- OBJECTIVE
Wherever a line holds the string "color", copy that line.

- STORED RECORDS
============

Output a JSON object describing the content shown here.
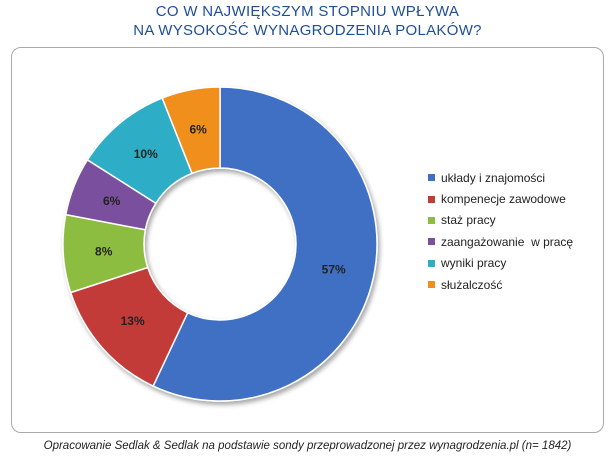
{
  "title_lines": [
    "CO W NAJWIĘKSZYM STOPNIU WPŁYWA",
    "NA WYSOKOŚĆ WYNAGRODZENIA POLAKÓW?"
  ],
  "source_note": "Opracowanie Sedlak & Sedlak na podstawie sondy przeprowadzonej przez wynagrodzenia.pl (n= 1842)",
  "chart_data": {
    "type": "pie",
    "variant": "doughnut",
    "legend_position": "right",
    "unit": "%",
    "slices": [
      {
        "label": "układy i znajomości",
        "value": 57,
        "display": "57%",
        "color": "#3f6fc4"
      },
      {
        "label": "kompenecje zawodowe",
        "value": 13,
        "display": "13%",
        "color": "#c23b37"
      },
      {
        "label": "staż pracy",
        "value": 8,
        "display": "8%",
        "color": "#8cbd3f"
      },
      {
        "label": "zaangażowanie  w pracę",
        "value": 6,
        "display": "6%",
        "color": "#7a4f9e"
      },
      {
        "label": "wyniki pracy",
        "value": 10,
        "display": "10%",
        "color": "#2eaec6"
      },
      {
        "label": "służalczość",
        "value": 6,
        "display": "6%",
        "color": "#f08f1c"
      }
    ]
  }
}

============

- SOLUTION FOR THIS EXERCISE
        "color": "#3f6fc4"
        "color": "#c23b37"
        "color": "#8cbd3f"
        "color": "#7a4f9e"
        "color": "#2eaec6"
        "color": "#f08f1c"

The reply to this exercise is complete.